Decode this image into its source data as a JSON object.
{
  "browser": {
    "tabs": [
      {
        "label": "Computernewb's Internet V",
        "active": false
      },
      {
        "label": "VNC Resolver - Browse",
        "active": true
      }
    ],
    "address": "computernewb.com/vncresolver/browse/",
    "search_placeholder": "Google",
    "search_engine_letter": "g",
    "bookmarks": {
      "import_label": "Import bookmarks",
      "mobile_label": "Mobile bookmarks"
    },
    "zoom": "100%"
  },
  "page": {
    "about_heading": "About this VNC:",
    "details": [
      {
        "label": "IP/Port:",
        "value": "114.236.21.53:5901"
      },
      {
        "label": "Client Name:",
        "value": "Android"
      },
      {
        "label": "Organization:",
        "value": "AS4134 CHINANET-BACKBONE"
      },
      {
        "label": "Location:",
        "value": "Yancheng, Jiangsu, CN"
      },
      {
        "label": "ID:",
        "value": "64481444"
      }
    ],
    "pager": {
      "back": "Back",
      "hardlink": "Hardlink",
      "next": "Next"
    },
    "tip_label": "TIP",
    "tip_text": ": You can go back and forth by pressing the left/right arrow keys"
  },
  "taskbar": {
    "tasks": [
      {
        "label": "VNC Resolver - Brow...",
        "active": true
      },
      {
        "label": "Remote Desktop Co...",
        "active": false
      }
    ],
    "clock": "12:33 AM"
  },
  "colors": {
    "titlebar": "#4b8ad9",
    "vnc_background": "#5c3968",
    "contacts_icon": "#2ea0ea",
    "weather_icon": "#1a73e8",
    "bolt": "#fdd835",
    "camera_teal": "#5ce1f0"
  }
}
# # # # #
• WRITTEN PROBLEM: Go through the entries above and pull out each line with "this" in it.

• TASK RESPONSE:
Decode this image into its source data as a JSON object.
    "about_heading": "About this VNC:",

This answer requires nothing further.